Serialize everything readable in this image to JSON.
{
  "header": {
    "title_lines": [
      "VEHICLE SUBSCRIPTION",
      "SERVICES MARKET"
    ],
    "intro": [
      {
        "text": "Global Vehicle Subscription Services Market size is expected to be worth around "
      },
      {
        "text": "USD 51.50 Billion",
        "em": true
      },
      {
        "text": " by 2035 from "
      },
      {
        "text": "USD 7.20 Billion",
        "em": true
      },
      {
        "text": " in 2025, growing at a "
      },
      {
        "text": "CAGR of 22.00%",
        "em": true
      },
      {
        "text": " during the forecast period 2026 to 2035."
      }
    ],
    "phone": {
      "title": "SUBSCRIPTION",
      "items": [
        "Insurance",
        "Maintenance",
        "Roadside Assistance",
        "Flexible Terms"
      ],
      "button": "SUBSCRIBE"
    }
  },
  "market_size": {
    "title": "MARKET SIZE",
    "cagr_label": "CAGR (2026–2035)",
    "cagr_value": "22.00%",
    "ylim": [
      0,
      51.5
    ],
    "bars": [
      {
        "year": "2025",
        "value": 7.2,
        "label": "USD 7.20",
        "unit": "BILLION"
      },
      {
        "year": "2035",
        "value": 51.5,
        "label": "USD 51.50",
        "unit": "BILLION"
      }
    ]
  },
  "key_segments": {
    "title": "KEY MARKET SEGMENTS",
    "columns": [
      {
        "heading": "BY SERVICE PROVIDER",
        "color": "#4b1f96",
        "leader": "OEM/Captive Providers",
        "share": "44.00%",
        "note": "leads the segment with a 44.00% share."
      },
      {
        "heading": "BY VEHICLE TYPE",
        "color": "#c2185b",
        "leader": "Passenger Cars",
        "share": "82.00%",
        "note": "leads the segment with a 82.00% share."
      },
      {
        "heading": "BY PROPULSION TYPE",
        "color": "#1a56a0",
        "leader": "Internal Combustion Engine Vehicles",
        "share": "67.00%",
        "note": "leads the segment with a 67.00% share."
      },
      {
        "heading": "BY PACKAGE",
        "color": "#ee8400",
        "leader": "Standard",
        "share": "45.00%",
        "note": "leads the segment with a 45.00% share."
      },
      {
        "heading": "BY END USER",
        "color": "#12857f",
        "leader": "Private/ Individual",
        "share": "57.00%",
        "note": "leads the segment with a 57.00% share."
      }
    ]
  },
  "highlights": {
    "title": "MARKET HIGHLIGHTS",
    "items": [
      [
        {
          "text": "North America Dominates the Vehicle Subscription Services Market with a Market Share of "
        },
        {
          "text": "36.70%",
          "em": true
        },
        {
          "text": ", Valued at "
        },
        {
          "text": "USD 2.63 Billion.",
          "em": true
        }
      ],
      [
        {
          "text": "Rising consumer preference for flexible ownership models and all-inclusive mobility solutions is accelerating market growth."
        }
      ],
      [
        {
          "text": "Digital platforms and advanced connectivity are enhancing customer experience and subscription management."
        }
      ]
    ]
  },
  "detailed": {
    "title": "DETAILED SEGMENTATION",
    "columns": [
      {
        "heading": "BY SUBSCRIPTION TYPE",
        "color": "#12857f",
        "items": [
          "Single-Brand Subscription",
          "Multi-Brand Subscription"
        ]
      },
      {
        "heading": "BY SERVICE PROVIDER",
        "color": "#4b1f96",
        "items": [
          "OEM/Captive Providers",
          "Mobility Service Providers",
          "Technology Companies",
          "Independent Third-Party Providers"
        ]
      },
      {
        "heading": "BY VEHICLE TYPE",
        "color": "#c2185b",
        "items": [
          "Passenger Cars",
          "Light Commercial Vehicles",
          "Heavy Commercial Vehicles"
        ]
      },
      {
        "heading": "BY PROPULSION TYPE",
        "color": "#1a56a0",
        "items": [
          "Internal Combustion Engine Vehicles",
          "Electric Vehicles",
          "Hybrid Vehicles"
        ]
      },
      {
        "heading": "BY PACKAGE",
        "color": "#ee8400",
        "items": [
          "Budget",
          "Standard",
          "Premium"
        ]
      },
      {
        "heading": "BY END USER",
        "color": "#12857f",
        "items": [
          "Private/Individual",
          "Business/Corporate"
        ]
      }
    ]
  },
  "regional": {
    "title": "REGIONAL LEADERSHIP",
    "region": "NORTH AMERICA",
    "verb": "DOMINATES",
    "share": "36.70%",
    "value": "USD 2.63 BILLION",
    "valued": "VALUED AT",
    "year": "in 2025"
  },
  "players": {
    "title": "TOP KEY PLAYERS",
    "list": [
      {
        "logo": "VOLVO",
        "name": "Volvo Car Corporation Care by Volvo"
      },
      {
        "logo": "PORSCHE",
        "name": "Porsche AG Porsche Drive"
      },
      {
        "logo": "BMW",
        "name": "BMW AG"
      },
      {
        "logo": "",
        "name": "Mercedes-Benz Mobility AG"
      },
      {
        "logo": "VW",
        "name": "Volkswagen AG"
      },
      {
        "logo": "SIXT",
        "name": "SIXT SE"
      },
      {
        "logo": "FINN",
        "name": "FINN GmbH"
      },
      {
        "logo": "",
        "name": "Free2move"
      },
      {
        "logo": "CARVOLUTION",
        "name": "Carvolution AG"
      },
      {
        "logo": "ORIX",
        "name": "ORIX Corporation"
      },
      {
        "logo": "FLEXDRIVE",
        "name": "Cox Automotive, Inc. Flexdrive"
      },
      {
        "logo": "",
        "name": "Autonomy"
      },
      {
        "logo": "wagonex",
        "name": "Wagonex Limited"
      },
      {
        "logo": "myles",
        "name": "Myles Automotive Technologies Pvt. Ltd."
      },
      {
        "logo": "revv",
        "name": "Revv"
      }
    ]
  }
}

> Your objective
All entries shown above should be printed again exactly.

> Task result
Serialize everything readable in this image to JSON.
{
  "header": {
    "title_lines": [
      "VEHICLE SUBSCRIPTION",
      "SERVICES MARKET"
    ],
    "intro": [
      {
        "text": "Global Vehicle Subscription Services Market size is expected to be worth around "
      },
      {
        "text": "USD 51.50 Billion",
        "em": true
      },
      {
        "text": " by 2035 from "
      },
      {
        "text": "USD 7.20 Billion",
        "em": true
      },
      {
        "text": " in 2025, growing at a "
      },
      {
        "text": "CAGR of 22.00%",
        "em": true
      },
      {
        "text": " during the forecast period 2026 to 2035."
      }
    ],
    "phone": {
      "title": "SUBSCRIPTION",
      "items": [
        "Insurance",
        "Maintenance",
        "Roadside Assistance",
        "Flexible Terms"
      ],
      "button": "SUBSCRIBE"
    }
  },
  "market_size": {
    "title": "MARKET SIZE",
    "cagr_label": "CAGR (2026–2035)",
    "cagr_value": "22.00%",
    "ylim": [
      0,
      51.5
    ],
    "bars": [
      {
        "year": "2025",
        "value": 7.2,
        "label": "USD 7.20",
        "unit": "BILLION"
      },
      {
        "year": "2035",
        "value": 51.5,
        "label": "USD 51.50",
        "unit": "BILLION"
      }
    ]
  },
  "key_segments": {
    "title": "KEY MARKET SEGMENTS",
    "columns": [
      {
        "heading": "BY SERVICE PROVIDER",
        "color": "#4b1f96",
        "leader": "OEM/Captive Providers",
        "share": "44.00%",
        "note": "leads the segment with a 44.00% share."
      },
      {
        "heading": "BY VEHICLE TYPE",
        "color": "#c2185b",
        "leader": "Passenger Cars",
        "share": "82.00%",
        "note": "leads the segment with a 82.00% share."
      },
      {
        "heading": "BY PROPULSION TYPE",
        "color": "#1a56a0",
        "leader": "Internal Combustion Engine Vehicles",
        "share": "67.00%",
        "note": "leads the segment with a 67.00% share."
      },
      {
        "heading": "BY PACKAGE",
        "color": "#ee8400",
        "leader": "Standard",
        "share": "45.00%",
        "note": "leads the segment with a 45.00% share."
      },
      {
        "heading": "BY END USER",
        "color": "#12857f",
        "leader": "Private/ Individual",
        "share": "57.00%",
        "note": "leads the segment with a 57.00% share."
      }
    ]
  },
  "highlights": {
    "title": "MARKET HIGHLIGHTS",
    "items": [
      [
        {
          "text": "North America Dominates the Vehicle Subscription Services Market with a Market Share of "
        },
        {
          "text": "36.70%",
          "em": true
        },
        {
          "text": ", Valued at "
        },
        {
          "text": "USD 2.63 Billion.",
          "em": true
        }
      ],
      [
        {
          "text": "Rising consumer preference for flexible ownership models and all-inclusive mobility solutions is accelerating market growth."
        }
      ],
      [
        {
          "text": "Digital platforms and advanced connectivity are enhancing customer experience and subscription management."
        }
      ]
    ]
  },
  "detailed": {
    "title": "DETAILED SEGMENTATION",
    "columns": [
      {
        "heading": "BY SUBSCRIPTION TYPE",
        "color": "#12857f",
        "items": [
          "Single-Brand Subscription",
          "Multi-Brand Subscription"
        ]
      },
      {
        "heading": "BY SERVICE PROVIDER",
        "color": "#4b1f96",
        "items": [
          "OEM/Captive Providers",
          "Mobility Service Providers",
          "Technology Companies",
          "Independent Third-Party Providers"
        ]
      },
      {
        "heading": "BY VEHICLE TYPE",
        "color": "#c2185b",
        "items": [
          "Passenger Cars",
          "Light Commercial Vehicles",
          "Heavy Commercial Vehicles"
        ]
      },
      {
        "heading": "BY PROPULSION TYPE",
        "color": "#1a56a0",
        "items": [
          "Internal Combustion Engine Vehicles",
          "Electric Vehicles",
          "Hybrid Vehicles"
        ]
      },
      {
        "heading": "BY PACKAGE",
        "color": "#ee8400",
        "items": [
          "Budget",
          "Standard",
          "Premium"
        ]
      },
      {
        "heading": "BY END USER",
        "color": "#12857f",
        "items": [
          "Private/Individual",
          "Business/Corporate"
        ]
      }
    ]
  },
  "regional": {
    "title": "REGIONAL LEADERSHIP",
    "region": "NORTH AMERICA",
    "verb": "DOMINATES",
    "share": "36.70%",
    "value": "USD 2.63 BILLION",
    "valued": "VALUED AT",
    "year": "in 2025"
  },
  "players": {
    "title": "TOP KEY PLAYERS",
    "list": [
      {
        "logo": "VOLVO",
        "name": "Volvo Car Corporation Care by Volvo"
      },
      {
        "logo": "PORSCHE",
        "name": "Porsche AG Porsche Drive"
      },
      {
        "logo": "BMW",
        "name": "BMW AG"
      },
      {
        "logo": "",
        "name": "Mercedes-Benz Mobility AG"
      },
      {
        "logo": "VW",
        "name": "Volkswagen AG"
      },
      {
        "logo": "SIXT",
        "name": "SIXT SE"
      },
      {
        "logo": "FINN",
        "name": "FINN GmbH"
      },
      {
        "logo": "",
        "name": "Free2move"
      },
      {
        "logo": "CARVOLUTION",
        "name": "Carvolution AG"
      },
      {
        "logo": "ORIX",
        "name": "ORIX Corporation"
      },
      {
        "logo": "FLEXDRIVE",
        "name": "Cox Automotive, Inc. Flexdrive"
      },
      {
        "logo": "",
        "name": "Autonomy"
      },
      {
        "logo": "wagonex",
        "name": "Wagonex Limited"
      },
      {
        "logo": "myles",
        "name": "Myles Automotive Technologies Pvt. Ltd."
      },
      {
        "logo": "revv",
        "name": "Revv"
      }
    ]
  }
}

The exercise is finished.